Reproduce the listing that follows with no differences at all.
· · ·
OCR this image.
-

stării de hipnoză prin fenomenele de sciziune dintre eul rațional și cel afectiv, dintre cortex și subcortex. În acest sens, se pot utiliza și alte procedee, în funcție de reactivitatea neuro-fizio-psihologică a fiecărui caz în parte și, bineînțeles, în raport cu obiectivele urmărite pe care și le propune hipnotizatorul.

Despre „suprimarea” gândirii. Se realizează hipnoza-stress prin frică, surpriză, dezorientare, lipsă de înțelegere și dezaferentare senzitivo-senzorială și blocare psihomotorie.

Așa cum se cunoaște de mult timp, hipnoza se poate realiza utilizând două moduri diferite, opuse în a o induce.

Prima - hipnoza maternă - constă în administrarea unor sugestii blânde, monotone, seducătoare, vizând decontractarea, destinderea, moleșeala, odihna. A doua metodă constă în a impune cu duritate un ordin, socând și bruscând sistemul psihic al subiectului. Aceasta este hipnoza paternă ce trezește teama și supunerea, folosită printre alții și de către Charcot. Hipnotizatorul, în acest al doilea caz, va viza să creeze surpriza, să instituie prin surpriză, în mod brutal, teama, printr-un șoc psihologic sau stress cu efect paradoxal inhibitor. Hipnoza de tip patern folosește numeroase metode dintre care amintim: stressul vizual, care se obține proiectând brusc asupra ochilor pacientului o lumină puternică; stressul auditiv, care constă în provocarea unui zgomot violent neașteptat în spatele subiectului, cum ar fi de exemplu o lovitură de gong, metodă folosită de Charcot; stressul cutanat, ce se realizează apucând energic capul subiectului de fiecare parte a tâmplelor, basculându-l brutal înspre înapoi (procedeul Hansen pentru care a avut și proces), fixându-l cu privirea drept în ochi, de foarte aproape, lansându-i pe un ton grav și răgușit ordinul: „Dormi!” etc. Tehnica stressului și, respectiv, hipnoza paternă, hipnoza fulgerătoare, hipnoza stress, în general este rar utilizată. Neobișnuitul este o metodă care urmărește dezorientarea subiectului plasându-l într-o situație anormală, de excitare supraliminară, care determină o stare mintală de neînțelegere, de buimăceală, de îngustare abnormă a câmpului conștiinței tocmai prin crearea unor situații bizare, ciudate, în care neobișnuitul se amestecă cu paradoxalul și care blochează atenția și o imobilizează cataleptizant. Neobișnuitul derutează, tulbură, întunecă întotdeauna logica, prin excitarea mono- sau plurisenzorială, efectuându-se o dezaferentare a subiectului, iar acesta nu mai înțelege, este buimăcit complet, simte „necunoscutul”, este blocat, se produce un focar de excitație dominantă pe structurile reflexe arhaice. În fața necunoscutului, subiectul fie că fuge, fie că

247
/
· · ·
• EXERCISE RESPONSE:
OCR this image.
-

stării de hipnoză prin fenomenele de sciziune dintre eul rațional și cel afectiv, dintre cortex și subcortex. În acest sens, se pot utiliza și alte procedee, în funcție de reactivitatea neuro-fizio-psihologică a fiecărui caz în parte și, bineînțeles, în raport cu obiectivele urmărite pe care și le propune hipnotizatorul.

Despre „suprimarea” gândirii. Se realizează hipnoza-stress prin frică, surpriză, dezorientare, lipsă de înțelegere și dezaferentare senzitivo-senzorială și blocare psihomotorie.

Așa cum se cunoaște de mult timp, hipnoza se poate realiza utilizând două moduri diferite, opuse în a o induce.

Prima - hipnoza maternă - constă în administrarea unor sugestii blânde, monotone, seducătoare, vizând decontractarea, destinderea, moleșeala, odihna. A doua metodă constă în a impune cu duritate un ordin, socând și bruscând sistemul psihic al subiectului. Aceasta este hipnoza paternă ce trezește teama și supunerea, folosită printre alții și de către Charcot. Hipnotizatorul, în acest al doilea caz, va viza să creeze surpriza, să instituie prin surpriză, în mod brutal, teama, printr-un șoc psihologic sau stress cu efect paradoxal inhibitor. Hipnoza de tip patern folosește numeroase metode dintre care amintim: stressul vizual, care se obține proiectând brusc asupra ochilor pacientului o lumină puternică; stressul auditiv, care constă în provocarea unui zgomot violent neașteptat în spatele subiectului, cum ar fi de exemplu o lovitură de gong, metodă folosită de Charcot; stressul cutanat, ce se realizează apucând energic capul subiectului de fiecare parte a tâmplelor, basculându-l brutal înspre înapoi (procedeul Hansen pentru care a avut și proces), fixându-l cu privirea drept în ochi, de foarte aproape, lansându-i pe un ton grav și răgușit ordinul: „Dormi!” etc. Tehnica stressului și, respectiv, hipnoza paternă, hipnoza fulgerătoare, hipnoza stress, în general este rar utilizată. Neobișnuitul este o metodă care urmărește dezorientarea subiectului plasându-l într-o situație anormală, de excitare supraliminară, care determină o stare mintală de neînțelegere, de buimăceală, de îngustare abnormă a câmpului conștiinței tocmai prin crearea unor situații bizare, ciudate, în care neobișnuitul se amestecă cu paradoxalul și care blochează atenția și o imobilizează cataleptizant. Neobișnuitul derutează, tulbură, întunecă întotdeauna logica, prin excitarea mono- sau plurisenzorială, efectuându-se o dezaferentare a subiectului, iar acesta nu mai înțelege, este buimăcit complet, simte „necunoscutul”, este blocat, se produce un focar de excitație dominantă pe structurile reflexe arhaice. În fața necunoscutului, subiectul fie că fuge, fie că

247
/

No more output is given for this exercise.